Stored records
■ ■ ■
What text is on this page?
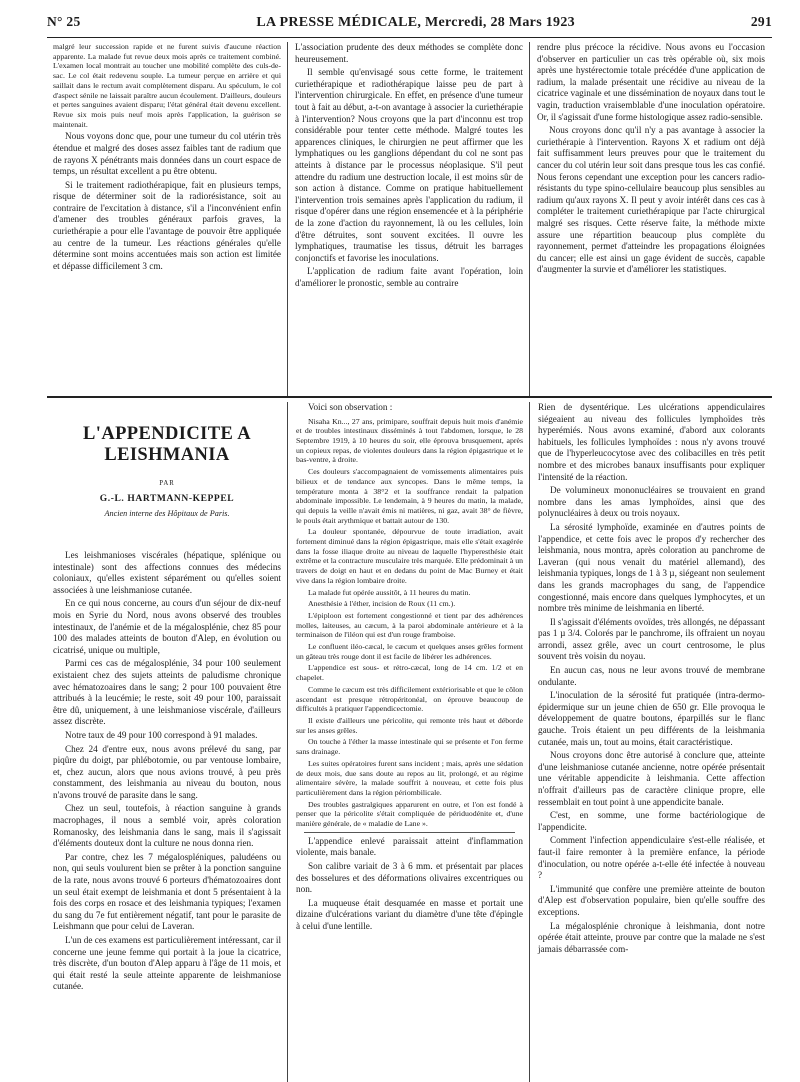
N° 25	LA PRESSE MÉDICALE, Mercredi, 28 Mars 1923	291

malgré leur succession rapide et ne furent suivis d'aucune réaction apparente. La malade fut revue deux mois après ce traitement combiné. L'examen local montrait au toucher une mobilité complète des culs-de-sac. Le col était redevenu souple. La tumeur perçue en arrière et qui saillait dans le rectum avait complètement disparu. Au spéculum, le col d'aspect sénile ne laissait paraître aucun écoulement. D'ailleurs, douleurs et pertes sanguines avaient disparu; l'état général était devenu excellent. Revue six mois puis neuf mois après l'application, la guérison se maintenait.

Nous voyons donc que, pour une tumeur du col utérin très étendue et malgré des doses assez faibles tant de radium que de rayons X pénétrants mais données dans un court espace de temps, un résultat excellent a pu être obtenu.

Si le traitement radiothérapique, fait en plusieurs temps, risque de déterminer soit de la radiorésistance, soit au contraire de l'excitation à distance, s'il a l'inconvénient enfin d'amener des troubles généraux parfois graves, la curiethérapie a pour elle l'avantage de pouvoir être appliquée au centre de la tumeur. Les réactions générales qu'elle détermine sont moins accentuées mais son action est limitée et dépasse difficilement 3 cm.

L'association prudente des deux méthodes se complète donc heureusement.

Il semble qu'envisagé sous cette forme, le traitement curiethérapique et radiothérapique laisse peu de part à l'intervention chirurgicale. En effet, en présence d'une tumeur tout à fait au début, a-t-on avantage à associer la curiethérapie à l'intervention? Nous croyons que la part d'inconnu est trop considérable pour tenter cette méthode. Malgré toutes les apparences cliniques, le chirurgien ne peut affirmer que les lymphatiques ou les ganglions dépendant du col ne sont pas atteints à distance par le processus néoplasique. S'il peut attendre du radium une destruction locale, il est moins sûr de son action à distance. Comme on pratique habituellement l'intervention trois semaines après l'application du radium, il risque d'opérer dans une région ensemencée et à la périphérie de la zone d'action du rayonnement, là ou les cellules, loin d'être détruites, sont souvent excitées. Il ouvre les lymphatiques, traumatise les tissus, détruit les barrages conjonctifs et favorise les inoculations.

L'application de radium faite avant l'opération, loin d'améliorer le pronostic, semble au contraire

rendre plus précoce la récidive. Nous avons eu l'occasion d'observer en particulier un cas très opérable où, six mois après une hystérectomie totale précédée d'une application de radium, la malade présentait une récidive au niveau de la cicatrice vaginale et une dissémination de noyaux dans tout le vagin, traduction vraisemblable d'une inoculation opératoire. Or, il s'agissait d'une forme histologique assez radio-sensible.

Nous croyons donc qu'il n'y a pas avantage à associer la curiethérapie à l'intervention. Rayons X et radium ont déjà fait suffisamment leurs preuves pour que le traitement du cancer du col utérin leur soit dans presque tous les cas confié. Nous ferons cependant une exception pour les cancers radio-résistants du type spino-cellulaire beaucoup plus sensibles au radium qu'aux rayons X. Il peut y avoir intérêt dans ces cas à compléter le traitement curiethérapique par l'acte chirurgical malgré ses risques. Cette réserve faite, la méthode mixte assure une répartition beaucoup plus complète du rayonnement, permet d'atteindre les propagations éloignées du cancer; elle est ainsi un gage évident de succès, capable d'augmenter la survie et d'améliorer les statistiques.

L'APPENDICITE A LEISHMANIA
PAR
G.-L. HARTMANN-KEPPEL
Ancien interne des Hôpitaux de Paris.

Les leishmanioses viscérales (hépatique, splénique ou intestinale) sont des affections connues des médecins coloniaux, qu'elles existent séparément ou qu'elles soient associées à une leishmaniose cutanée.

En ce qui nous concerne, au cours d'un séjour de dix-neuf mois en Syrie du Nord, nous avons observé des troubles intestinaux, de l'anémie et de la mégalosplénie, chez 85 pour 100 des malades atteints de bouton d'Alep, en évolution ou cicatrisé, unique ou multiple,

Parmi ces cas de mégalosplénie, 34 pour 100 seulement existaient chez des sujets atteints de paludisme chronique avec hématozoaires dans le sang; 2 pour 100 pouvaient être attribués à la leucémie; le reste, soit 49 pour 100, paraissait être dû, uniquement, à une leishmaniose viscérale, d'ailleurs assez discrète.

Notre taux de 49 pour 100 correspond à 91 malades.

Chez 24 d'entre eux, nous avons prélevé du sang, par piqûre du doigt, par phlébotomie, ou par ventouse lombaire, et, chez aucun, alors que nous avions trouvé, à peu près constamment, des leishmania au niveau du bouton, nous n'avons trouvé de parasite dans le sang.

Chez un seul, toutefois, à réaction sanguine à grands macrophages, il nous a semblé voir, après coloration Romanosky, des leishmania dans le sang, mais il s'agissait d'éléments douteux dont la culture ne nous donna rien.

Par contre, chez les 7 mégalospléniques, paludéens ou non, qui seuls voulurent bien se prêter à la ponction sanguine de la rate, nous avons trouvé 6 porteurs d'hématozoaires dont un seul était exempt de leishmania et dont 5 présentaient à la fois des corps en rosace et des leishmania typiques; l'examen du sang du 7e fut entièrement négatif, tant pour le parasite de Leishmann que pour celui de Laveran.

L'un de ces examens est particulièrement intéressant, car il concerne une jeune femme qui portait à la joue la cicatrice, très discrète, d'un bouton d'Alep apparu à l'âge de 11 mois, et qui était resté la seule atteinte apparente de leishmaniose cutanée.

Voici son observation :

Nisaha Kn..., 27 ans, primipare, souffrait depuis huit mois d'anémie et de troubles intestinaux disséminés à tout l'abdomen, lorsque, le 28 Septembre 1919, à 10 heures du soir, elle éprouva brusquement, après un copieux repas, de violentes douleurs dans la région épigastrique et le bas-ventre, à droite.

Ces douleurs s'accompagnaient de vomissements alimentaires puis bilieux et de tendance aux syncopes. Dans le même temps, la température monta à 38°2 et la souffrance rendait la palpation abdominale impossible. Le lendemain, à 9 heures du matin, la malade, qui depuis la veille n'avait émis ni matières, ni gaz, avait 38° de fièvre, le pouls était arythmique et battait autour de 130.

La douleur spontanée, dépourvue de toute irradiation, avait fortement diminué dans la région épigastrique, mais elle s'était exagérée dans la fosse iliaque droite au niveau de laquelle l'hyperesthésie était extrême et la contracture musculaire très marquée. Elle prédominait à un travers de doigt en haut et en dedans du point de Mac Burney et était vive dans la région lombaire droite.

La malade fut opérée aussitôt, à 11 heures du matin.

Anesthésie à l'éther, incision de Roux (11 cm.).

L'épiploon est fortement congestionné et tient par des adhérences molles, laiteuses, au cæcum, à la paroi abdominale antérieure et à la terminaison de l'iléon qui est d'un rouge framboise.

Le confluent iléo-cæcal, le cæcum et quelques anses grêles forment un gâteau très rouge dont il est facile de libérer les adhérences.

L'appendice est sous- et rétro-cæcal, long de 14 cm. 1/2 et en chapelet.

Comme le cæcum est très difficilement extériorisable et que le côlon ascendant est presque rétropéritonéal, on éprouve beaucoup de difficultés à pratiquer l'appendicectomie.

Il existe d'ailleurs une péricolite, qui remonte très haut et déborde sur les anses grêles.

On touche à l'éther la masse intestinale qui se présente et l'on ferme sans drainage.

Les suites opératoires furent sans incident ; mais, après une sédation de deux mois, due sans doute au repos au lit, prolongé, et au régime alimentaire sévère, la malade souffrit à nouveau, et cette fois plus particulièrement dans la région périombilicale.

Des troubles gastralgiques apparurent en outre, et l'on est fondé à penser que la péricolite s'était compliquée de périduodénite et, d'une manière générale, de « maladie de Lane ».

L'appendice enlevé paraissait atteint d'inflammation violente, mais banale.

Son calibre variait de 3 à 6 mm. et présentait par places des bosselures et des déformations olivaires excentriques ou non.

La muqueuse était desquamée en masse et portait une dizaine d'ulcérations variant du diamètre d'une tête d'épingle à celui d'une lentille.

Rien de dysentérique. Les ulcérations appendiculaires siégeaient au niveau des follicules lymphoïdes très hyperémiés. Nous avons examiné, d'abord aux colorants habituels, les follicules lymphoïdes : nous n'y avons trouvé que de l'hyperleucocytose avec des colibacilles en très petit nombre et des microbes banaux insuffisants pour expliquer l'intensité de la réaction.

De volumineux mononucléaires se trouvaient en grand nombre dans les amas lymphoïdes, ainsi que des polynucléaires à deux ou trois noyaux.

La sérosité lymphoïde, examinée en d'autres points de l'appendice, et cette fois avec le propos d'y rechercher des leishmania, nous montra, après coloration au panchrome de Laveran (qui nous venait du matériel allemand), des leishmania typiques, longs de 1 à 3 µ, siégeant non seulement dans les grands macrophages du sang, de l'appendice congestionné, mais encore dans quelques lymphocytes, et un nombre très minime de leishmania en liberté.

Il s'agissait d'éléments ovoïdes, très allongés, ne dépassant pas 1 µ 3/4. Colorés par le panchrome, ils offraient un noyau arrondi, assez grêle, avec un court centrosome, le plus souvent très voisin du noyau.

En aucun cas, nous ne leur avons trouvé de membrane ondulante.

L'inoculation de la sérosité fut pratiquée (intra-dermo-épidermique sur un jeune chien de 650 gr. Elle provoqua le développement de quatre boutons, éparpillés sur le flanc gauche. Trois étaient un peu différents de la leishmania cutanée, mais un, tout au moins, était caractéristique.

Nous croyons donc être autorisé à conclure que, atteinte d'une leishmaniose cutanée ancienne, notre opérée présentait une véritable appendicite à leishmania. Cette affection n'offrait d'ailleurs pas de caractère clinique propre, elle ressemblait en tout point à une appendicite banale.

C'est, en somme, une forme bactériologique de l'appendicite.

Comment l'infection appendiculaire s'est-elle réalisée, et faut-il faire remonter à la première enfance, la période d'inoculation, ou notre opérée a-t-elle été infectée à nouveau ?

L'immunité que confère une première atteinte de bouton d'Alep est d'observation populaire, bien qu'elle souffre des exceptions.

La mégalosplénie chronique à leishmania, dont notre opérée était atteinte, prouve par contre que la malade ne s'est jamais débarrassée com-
■ ■ ■
- [PROBLEM]:
Write out every line from the entries where "paraissait" appears.

- [SOLUTION TO THE PROBLEM]:
Parmi ces cas de mégalosplénie, 34 pour 100 seulement existaient chez des sujets atteints de paludisme chronique avec hématozoaires dans le sang; 2 pour 100 pouvaient être attribués à la leucémie; le reste, soit 49 pour 100, paraissait être dû, uniquement, à une leishmaniose viscérale, d'ailleurs assez discrète.
L'appendice enlevé paraissait atteint d'inflammation violente, mais banale.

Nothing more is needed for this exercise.